• **Exercise brief**: Print the listing below in its entirety, character for character.

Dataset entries
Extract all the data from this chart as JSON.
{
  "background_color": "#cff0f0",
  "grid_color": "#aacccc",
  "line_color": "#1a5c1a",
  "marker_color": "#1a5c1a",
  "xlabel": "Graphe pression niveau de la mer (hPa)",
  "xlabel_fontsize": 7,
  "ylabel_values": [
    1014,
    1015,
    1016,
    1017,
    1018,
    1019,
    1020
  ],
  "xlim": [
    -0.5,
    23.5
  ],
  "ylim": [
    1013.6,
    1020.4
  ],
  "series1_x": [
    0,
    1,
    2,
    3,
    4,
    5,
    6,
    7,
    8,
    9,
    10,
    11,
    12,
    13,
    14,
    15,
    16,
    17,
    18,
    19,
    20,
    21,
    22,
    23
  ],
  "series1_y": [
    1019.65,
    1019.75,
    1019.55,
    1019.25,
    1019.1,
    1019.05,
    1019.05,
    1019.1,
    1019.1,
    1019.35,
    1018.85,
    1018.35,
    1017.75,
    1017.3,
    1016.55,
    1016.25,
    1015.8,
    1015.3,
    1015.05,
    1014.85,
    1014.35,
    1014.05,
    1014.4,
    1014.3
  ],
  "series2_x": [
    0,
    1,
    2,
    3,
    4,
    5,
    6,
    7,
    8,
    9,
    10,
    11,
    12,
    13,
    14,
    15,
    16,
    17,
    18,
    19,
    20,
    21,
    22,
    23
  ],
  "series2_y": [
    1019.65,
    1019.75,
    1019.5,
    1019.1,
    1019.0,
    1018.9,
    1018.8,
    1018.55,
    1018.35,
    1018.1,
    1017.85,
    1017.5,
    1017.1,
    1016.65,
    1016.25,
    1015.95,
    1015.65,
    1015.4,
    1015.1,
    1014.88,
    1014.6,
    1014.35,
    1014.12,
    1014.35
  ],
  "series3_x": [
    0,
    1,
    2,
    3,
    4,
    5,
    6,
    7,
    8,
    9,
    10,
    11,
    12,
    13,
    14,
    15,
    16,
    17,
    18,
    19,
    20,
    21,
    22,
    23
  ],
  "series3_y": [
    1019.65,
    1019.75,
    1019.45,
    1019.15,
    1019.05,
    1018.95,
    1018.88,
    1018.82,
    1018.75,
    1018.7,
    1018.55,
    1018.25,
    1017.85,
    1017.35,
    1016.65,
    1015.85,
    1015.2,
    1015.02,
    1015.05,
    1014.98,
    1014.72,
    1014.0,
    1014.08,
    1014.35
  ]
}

• **Complete output**:
Extract all the data from this chart as JSON.
{
  "background_color": "#cff0f0",
  "grid_color": "#aacccc",
  "line_color": "#1a5c1a",
  "marker_color": "#1a5c1a",
  "xlabel": "Graphe pression niveau de la mer (hPa)",
  "xlabel_fontsize": 7,
  "ylabel_values": [
    1014,
    1015,
    1016,
    1017,
    1018,
    1019,
    1020
  ],
  "xlim": [
    -0.5,
    23.5
  ],
  "ylim": [
    1013.6,
    1020.4
  ],
  "series1_x": [
    0,
    1,
    2,
    3,
    4,
    5,
    6,
    7,
    8,
    9,
    10,
    11,
    12,
    13,
    14,
    15,
    16,
    17,
    18,
    19,
    20,
    21,
    22,
    23
  ],
  "series1_y": [
    1019.65,
    1019.75,
    1019.55,
    1019.25,
    1019.1,
    1019.05,
    1019.05,
    1019.1,
    1019.1,
    1019.35,
    1018.85,
    1018.35,
    1017.75,
    1017.3,
    1016.55,
    1016.25,
    1015.8,
    1015.3,
    1015.05,
    1014.85,
    1014.35,
    1014.05,
    1014.4,
    1014.3
  ],
  "series2_x": [
    0,
    1,
    2,
    3,
    4,
    5,
    6,
    7,
    8,
    9,
    10,
    11,
    12,
    13,
    14,
    15,
    16,
    17,
    18,
    19,
    20,
    21,
    22,
    23
  ],
  "series2_y": [
    1019.65,
    1019.75,
    1019.5,
    1019.1,
    1019.0,
    1018.9,
    1018.8,
    1018.55,
    1018.35,
    1018.1,
    1017.85,
    1017.5,
    1017.1,
    1016.65,
    1016.25,
    1015.95,
    1015.65,
    1015.4,
    1015.1,
    1014.88,
    1014.6,
    1014.35,
    1014.12,
    1014.35
  ],
  "series3_x": [
    0,
    1,
    2,
    3,
    4,
    5,
    6,
    7,
    8,
    9,
    10,
    11,
    12,
    13,
    14,
    15,
    16,
    17,
    18,
    19,
    20,
    21,
    22,
    23
  ],
  "series3_y": [
    1019.65,
    1019.75,
    1019.45,
    1019.15,
    1019.05,
    1018.95,
    1018.88,
    1018.82,
    1018.75,
    1018.7,
    1018.55,
    1018.25,
    1017.85,
    1017.35,
    1016.65,
    1015.85,
    1015.2,
    1015.02,
    1015.05,
    1014.98,
    1014.72,
    1014.0,
    1014.08,
    1014.35
  ]
}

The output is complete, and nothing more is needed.